Show only lines that include "Nguyễn".
- - - - - - -
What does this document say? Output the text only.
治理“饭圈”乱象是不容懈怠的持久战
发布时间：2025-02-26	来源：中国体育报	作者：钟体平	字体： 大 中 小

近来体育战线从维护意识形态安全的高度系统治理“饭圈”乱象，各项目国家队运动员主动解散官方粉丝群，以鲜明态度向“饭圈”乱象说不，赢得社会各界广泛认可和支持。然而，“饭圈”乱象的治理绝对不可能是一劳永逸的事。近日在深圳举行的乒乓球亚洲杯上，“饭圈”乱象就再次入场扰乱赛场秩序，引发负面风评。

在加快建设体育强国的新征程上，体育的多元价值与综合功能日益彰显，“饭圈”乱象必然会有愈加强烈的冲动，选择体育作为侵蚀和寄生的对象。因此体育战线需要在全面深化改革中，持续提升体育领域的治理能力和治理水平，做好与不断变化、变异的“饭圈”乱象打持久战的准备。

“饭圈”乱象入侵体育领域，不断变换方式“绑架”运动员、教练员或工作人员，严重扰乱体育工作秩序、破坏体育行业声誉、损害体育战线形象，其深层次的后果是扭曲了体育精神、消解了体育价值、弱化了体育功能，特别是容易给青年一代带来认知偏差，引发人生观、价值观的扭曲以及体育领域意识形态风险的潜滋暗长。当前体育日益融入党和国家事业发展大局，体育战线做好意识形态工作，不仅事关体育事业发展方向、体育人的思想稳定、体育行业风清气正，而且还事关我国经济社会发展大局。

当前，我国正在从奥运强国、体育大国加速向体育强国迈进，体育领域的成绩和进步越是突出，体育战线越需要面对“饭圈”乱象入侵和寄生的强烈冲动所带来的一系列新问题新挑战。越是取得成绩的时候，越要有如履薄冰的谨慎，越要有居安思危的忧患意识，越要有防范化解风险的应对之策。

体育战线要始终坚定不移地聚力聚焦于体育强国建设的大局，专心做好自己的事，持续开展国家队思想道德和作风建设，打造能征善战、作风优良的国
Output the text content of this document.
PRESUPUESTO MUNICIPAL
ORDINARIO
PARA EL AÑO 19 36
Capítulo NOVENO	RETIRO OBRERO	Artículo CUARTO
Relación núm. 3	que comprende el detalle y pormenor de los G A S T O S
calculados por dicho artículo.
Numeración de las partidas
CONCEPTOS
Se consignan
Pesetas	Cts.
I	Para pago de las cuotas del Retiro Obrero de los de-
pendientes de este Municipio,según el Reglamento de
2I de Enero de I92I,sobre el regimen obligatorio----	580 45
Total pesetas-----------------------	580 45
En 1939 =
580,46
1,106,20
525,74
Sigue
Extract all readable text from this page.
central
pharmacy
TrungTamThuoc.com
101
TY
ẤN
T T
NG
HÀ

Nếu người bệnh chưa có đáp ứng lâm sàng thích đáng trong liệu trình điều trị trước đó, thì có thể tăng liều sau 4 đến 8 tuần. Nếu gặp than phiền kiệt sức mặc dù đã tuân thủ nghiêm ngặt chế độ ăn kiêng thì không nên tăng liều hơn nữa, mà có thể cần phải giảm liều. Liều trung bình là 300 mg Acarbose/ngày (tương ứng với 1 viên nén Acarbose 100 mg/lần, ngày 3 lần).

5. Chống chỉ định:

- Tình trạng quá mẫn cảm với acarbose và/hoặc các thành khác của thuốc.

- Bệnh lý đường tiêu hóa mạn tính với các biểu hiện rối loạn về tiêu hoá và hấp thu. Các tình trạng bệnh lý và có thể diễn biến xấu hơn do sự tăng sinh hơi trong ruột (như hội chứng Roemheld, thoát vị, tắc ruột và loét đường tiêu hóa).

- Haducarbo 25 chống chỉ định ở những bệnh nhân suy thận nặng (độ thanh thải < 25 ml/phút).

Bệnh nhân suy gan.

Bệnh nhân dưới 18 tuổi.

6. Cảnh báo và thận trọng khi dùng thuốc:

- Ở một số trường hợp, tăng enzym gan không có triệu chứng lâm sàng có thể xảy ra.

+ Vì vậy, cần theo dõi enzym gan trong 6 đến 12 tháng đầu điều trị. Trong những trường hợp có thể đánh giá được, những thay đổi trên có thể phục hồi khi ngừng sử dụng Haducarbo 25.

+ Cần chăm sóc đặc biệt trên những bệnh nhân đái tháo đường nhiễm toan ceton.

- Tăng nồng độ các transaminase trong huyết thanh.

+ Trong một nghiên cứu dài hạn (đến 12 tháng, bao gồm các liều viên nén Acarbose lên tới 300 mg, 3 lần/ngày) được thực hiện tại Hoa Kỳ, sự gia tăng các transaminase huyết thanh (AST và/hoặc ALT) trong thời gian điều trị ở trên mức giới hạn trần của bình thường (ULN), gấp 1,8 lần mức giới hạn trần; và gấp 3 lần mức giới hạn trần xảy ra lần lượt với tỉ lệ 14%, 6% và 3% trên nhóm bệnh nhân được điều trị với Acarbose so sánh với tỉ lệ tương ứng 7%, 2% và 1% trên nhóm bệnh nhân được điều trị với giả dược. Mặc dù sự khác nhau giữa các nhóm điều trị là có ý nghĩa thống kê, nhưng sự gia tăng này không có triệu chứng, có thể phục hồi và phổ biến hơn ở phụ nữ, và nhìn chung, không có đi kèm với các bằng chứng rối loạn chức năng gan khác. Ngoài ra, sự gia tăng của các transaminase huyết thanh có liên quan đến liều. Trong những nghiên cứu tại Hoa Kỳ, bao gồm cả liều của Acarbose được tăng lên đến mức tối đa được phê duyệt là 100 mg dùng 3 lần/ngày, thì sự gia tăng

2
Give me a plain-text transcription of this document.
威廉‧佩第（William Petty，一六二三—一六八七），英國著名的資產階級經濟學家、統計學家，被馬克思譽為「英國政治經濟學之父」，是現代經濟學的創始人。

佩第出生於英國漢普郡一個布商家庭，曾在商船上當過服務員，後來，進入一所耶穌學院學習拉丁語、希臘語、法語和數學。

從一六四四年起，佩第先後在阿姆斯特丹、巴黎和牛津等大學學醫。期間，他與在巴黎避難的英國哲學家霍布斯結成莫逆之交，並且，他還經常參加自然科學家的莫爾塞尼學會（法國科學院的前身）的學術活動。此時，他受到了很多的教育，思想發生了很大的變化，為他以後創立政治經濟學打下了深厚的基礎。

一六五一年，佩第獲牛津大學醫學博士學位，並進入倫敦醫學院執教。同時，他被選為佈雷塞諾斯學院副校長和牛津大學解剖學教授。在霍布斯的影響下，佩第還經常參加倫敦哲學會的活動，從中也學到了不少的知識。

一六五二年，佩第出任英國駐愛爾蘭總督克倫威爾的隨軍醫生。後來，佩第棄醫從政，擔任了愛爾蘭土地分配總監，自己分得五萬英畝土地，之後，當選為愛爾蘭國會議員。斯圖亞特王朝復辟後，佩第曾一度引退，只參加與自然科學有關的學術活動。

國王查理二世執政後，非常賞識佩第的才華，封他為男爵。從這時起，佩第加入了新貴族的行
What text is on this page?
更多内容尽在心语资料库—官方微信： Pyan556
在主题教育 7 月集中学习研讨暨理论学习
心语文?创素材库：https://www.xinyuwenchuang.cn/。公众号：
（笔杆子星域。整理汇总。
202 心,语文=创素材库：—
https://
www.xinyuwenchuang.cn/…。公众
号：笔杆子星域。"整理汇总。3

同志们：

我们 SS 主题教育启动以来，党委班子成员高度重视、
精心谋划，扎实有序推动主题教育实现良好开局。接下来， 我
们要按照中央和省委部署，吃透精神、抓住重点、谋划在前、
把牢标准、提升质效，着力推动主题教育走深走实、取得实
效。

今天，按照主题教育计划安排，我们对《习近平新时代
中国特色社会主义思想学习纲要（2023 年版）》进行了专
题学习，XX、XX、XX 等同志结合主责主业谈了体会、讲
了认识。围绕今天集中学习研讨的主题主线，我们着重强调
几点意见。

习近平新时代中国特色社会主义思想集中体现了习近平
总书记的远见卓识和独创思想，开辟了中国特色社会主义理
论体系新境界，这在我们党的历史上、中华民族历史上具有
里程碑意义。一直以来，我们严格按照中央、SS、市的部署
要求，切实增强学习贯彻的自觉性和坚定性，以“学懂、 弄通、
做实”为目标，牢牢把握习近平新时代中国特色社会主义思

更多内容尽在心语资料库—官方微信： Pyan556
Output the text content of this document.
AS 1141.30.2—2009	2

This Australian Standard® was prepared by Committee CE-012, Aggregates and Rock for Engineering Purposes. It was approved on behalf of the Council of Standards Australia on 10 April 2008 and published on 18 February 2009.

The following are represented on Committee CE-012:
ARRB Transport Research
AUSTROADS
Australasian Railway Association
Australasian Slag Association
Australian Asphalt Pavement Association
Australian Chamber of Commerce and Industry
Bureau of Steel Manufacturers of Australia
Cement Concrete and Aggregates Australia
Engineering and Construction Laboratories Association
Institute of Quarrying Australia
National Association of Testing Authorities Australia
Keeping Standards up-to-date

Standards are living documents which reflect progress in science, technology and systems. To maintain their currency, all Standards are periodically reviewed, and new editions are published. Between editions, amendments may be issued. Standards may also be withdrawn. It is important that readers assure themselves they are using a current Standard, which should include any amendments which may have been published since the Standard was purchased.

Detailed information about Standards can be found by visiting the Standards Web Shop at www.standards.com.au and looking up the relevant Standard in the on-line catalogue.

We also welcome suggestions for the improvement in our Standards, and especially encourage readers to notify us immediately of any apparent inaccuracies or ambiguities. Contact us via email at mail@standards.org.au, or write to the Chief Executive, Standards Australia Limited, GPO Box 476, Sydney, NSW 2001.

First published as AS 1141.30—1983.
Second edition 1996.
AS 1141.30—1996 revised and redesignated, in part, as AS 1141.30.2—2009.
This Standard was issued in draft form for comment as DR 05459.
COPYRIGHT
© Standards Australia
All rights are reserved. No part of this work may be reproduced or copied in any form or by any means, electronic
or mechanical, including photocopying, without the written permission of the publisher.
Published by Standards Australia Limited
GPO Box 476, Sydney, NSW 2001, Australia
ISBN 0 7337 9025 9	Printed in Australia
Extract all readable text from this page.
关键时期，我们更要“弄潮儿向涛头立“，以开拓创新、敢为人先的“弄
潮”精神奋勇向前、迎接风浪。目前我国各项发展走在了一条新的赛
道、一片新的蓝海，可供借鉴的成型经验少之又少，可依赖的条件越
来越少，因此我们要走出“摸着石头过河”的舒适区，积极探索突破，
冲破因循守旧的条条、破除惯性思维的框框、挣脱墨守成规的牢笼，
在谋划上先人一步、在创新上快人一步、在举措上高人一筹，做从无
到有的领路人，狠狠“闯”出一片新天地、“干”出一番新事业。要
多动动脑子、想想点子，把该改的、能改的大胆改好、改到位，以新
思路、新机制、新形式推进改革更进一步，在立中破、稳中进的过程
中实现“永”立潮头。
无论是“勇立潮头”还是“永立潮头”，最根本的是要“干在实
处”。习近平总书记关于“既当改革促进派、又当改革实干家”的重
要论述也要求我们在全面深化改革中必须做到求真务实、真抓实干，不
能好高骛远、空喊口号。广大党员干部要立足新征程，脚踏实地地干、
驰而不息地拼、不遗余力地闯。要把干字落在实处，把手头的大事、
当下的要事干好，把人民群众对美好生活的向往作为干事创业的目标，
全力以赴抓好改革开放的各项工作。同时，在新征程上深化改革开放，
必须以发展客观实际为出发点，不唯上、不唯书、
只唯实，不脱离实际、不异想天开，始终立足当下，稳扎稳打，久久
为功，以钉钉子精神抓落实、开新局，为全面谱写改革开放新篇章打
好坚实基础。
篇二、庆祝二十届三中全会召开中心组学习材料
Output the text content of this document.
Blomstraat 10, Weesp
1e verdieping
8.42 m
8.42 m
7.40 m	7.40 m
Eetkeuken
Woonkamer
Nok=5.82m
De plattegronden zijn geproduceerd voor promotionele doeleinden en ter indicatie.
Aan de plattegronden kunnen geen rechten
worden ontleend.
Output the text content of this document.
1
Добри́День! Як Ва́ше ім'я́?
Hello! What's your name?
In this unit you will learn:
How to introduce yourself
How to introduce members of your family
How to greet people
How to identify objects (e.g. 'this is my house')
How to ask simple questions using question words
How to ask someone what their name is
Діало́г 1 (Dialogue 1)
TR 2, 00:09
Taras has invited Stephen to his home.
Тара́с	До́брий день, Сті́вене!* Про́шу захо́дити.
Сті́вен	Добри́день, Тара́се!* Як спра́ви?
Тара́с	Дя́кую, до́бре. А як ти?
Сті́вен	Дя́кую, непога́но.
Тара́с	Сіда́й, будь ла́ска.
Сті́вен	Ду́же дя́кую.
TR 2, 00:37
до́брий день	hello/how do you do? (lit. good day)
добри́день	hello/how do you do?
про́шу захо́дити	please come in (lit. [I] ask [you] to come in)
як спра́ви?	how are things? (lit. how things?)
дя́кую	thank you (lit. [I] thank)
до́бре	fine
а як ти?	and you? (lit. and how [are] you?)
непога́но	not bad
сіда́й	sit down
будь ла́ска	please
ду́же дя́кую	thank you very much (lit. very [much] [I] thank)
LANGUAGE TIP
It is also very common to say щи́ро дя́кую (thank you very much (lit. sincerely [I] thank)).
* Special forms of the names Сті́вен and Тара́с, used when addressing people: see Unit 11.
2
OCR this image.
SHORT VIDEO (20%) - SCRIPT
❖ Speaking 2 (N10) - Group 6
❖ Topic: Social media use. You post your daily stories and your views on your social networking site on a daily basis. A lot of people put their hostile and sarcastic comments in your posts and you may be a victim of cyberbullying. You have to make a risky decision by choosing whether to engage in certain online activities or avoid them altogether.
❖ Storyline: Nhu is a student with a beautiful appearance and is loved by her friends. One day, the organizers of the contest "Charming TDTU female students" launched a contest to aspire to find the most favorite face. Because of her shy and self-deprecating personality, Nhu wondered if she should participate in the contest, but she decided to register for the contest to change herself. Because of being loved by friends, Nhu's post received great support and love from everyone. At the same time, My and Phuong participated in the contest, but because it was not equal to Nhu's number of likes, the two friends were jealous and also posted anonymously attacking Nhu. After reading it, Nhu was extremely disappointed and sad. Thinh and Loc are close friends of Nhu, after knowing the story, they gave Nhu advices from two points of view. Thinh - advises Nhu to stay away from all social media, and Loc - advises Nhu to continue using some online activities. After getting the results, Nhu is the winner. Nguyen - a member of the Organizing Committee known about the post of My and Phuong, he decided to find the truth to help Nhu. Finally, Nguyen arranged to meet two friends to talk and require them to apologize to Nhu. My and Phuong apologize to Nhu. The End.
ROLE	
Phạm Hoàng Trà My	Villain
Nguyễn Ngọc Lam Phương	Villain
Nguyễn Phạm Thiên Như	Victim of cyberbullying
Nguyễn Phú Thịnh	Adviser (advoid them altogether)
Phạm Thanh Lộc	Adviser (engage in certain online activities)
- - - - - - -
> [Expected output]:
Nguyễn Ngọc Lam Phương	Villain
Nguyễn Phạm Thiên Như	Victim of cyberbullying
Nguyễn Phú Thịnh	Adviser (advoid them altogether)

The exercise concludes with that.